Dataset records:
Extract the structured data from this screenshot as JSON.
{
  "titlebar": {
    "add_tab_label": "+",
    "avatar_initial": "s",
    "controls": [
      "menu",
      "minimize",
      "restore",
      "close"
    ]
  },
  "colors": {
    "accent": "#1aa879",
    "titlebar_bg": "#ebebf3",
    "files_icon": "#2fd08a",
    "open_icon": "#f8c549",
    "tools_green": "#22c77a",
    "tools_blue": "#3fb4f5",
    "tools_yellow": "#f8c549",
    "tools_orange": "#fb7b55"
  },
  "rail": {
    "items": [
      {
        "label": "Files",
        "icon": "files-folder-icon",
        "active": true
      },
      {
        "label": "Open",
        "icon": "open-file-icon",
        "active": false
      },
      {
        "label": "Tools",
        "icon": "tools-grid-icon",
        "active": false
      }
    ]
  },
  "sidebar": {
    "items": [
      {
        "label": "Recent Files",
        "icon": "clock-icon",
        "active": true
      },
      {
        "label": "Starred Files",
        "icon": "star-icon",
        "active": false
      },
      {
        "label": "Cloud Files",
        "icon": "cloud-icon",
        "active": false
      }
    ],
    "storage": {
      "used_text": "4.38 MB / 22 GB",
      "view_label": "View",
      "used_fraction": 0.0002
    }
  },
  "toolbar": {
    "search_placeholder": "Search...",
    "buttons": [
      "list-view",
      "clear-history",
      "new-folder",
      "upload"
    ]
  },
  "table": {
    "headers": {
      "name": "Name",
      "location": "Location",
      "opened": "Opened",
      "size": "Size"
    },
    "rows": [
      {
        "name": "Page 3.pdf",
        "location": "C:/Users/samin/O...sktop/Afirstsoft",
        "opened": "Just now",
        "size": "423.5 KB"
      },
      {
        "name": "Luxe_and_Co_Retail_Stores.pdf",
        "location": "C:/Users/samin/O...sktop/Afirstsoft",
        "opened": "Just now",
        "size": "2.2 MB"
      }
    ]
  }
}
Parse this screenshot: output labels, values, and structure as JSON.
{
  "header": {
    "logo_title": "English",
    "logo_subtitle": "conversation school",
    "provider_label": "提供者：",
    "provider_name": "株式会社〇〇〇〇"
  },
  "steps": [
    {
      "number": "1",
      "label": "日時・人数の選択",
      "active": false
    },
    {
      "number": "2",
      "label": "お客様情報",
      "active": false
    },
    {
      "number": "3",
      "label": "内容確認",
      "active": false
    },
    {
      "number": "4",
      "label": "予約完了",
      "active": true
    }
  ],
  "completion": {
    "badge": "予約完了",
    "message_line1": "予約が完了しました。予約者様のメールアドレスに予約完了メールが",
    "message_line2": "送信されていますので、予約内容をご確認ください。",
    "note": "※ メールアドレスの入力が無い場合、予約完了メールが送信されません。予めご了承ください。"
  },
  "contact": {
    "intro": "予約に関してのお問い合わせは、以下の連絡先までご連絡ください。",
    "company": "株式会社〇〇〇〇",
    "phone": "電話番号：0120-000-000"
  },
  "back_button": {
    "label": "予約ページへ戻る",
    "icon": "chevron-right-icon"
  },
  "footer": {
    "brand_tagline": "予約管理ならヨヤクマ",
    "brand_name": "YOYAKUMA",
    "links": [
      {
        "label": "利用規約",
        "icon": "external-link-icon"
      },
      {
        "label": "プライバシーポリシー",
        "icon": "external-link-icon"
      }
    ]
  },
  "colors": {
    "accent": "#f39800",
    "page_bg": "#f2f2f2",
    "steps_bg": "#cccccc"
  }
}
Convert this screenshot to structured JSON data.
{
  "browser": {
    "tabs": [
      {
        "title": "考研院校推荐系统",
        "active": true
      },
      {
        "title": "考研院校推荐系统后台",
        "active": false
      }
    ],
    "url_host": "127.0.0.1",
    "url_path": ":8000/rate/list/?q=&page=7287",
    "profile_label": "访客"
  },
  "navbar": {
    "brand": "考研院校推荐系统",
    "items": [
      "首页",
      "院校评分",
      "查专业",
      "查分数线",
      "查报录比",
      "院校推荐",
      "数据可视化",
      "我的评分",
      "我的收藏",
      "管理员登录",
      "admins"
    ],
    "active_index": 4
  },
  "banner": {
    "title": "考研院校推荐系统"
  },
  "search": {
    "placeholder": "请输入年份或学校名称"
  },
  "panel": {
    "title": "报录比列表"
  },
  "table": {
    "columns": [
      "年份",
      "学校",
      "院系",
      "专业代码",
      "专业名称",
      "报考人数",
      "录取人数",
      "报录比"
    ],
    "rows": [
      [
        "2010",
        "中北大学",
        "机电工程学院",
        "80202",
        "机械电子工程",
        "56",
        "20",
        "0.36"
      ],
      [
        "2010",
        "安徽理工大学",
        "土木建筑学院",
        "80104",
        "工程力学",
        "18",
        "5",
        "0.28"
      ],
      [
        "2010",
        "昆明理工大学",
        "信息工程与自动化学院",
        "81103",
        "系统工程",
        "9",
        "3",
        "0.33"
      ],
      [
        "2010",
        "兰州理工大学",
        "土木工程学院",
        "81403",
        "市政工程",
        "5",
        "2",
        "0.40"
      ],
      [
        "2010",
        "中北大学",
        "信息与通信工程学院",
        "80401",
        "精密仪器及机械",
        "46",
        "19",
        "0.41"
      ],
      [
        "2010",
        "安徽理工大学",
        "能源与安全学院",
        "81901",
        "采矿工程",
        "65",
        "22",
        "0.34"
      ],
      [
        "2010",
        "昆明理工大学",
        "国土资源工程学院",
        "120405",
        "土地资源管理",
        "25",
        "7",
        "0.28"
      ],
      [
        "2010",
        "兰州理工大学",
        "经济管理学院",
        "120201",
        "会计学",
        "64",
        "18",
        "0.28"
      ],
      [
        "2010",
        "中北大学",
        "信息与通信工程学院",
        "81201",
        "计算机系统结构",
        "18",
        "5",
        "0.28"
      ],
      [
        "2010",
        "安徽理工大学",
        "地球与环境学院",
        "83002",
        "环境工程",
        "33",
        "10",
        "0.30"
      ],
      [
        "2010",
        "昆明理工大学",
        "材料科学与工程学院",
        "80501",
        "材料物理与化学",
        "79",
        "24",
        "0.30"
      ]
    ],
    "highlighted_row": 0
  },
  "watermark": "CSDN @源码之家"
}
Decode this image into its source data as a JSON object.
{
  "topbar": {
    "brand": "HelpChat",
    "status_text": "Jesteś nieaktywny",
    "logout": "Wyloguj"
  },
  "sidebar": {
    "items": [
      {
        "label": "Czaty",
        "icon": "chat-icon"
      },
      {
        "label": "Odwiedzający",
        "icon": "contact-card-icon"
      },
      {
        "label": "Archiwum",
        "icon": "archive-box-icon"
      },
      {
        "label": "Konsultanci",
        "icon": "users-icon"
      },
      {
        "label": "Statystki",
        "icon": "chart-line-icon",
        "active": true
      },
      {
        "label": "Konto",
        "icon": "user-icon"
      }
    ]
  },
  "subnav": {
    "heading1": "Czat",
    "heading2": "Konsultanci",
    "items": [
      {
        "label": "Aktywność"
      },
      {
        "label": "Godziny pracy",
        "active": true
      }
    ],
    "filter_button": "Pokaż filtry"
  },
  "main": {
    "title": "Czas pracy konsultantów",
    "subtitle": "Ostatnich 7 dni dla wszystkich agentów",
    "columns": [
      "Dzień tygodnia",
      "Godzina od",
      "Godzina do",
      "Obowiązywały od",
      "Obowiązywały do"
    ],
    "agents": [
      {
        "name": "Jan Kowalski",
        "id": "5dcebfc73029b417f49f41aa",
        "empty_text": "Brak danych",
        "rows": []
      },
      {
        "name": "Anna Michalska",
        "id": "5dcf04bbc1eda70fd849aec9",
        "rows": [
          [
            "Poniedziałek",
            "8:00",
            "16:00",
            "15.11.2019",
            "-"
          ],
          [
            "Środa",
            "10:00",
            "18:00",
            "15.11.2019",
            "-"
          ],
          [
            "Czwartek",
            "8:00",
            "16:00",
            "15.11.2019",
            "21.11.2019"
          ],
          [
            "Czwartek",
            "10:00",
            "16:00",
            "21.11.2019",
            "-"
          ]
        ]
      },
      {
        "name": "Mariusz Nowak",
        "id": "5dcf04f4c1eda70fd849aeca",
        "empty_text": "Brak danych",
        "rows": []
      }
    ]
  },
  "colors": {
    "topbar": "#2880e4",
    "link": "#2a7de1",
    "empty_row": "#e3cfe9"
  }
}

Your task: Copy out the lines in which the string "JSON" appears.

Task result:
Extract the structured data from this screenshot as JSON.
Parse this screenshot: output labels, values, and structure as JSON.
Convert this screenshot to structured JSON data.
Decode this image into its source data as a JSON object.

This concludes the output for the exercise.